┌──

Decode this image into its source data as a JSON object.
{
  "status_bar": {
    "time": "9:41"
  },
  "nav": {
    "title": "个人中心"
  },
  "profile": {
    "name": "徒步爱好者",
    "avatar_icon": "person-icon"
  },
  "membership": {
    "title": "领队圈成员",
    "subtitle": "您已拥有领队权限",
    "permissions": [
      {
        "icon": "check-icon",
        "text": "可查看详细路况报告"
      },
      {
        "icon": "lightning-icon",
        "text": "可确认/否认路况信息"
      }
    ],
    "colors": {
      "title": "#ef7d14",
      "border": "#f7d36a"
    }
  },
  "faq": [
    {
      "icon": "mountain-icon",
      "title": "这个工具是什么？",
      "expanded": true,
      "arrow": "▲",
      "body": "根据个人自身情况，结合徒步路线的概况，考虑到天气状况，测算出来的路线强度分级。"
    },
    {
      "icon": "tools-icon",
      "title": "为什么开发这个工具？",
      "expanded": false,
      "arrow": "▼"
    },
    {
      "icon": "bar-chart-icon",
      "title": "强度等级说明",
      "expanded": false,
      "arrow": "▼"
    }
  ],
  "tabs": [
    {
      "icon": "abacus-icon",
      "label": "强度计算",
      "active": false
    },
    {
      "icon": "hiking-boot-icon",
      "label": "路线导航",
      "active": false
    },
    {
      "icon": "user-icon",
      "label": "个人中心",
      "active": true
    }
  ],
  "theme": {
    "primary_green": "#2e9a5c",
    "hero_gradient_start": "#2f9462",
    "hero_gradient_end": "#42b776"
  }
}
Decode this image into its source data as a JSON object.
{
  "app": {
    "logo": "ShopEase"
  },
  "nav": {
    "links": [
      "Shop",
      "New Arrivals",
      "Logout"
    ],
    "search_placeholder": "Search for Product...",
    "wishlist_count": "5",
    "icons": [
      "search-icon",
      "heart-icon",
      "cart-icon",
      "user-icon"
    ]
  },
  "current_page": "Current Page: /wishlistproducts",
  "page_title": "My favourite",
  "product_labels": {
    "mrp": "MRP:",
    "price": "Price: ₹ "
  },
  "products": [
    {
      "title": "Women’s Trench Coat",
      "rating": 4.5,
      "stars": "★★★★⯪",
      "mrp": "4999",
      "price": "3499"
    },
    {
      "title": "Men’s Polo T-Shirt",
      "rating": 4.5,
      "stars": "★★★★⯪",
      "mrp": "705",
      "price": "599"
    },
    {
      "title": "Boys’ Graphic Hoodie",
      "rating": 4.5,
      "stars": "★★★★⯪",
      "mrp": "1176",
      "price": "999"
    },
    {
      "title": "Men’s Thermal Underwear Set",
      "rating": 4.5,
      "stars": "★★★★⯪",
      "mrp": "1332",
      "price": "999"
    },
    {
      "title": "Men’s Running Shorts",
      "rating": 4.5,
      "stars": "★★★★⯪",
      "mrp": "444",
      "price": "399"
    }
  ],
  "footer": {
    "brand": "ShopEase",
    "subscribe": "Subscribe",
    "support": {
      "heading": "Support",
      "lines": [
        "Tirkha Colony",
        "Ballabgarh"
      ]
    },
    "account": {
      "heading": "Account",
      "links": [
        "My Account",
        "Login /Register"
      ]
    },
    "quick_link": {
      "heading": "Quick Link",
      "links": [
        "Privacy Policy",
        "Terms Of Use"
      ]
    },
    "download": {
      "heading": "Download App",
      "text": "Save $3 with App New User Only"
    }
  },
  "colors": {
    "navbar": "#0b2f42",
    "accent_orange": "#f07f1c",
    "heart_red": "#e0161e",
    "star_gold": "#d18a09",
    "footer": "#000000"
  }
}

└──

**Exercise task:**
Retype all the records, matching them exactly.

**The result:**
Decode this image into its source data as a JSON object.
{
  "status_bar": {
    "time": "9:41"
  },
  "nav": {
    "title": "个人中心"
  },
  "profile": {
    "name": "徒步爱好者",
    "avatar_icon": "person-icon"
  },
  "membership": {
    "title": "领队圈成员",
    "subtitle": "您已拥有领队权限",
    "permissions": [
      {
        "icon": "check-icon",
        "text": "可查看详细路况报告"
      },
      {
        "icon": "lightning-icon",
        "text": "可确认/否认路况信息"
      }
    ],
    "colors": {
      "title": "#ef7d14",
      "border": "#f7d36a"
    }
  },
  "faq": [
    {
      "icon": "mountain-icon",
      "title": "这个工具是什么？",
      "expanded": true,
      "arrow": "▲",
      "body": "根据个人自身情况，结合徒步路线的概况，考虑到天气状况，测算出来的路线强度分级。"
    },
    {
      "icon": "tools-icon",
      "title": "为什么开发这个工具？",
      "expanded": false,
      "arrow": "▼"
    },
    {
      "icon": "bar-chart-icon",
      "title": "强度等级说明",
      "expanded": false,
      "arrow": "▼"
    }
  ],
  "tabs": [
    {
      "icon": "abacus-icon",
      "label": "强度计算",
      "active": false
    },
    {
      "icon": "hiking-boot-icon",
      "label": "路线导航",
      "active": false
    },
    {
      "icon": "user-icon",
      "label": "个人中心",
      "active": true
    }
  ],
  "theme": {
    "primary_green": "#2e9a5c",
    "hero_gradient_start": "#2f9462",
    "hero_gradient_end": "#42b776"
  }
}
Decode this image into its source data as a JSON object.
{
  "app": {
    "logo": "ShopEase"
  },
  "nav": {
    "links": [
      "Shop",
      "New Arrivals",
      "Logout"
    ],
    "search_placeholder": "Search for Product...",
    "wishlist_count": "5",
    "icons": [
      "search-icon",
      "heart-icon",
      "cart-icon",
      "user-icon"
    ]
  },
  "current_page": "Current Page: /wishlistproducts",
  "page_title": "My favourite",
  "product_labels": {
    "mrp": "MRP:",
    "price": "Price: ₹ "
  },
  "products": [
    {
      "title": "Women’s Trench Coat",
      "rating": 4.5,
      "stars": "★★★★⯪",
      "mrp": "4999",
      "price": "3499"
    },
    {
      "title": "Men’s Polo T-Shirt",
      "rating": 4.5,
      "stars": "★★★★⯪",
      "mrp": "705",
      "price": "599"
    },
    {
      "title": "Boys’ Graphic Hoodie",
      "rating": 4.5,
      "stars": "★★★★⯪",
      "mrp": "1176",
      "price": "999"
    },
    {
      "title": "Men’s Thermal Underwear Set",
      "rating": 4.5,
      "stars": "★★★★⯪",
      "mrp": "1332",
      "price": "999"
    },
    {
      "title": "Men’s Running Shorts",
      "rating": 4.5,
      "stars": "★★★★⯪",
      "mrp": "444",
      "price": "399"
    }
  ],
  "footer": {
    "brand": "ShopEase",
    "subscribe": "Subscribe",
    "support": {
      "heading": "Support",
      "lines": [
        "Tirkha Colony",
        "Ballabgarh"
      ]
    },
    "account": {
      "heading": "Account",
      "links": [
        "My Account",
        "Login /Register"
      ]
    },
    "quick_link": {
      "heading": "Quick Link",
      "links": [
        "Privacy Policy",
        "Terms Of Use"
      ]
    },
    "download": {
      "heading": "Download App",
      "text": "Save $3 with App New User Only"
    }
  },
  "colors": {
    "navbar": "#0b2f42",
    "accent_orange": "#f07f1c",
    "heart_red": "#e0161e",
    "star_gold": "#d18a09",
    "footer": "#000000"
  }
}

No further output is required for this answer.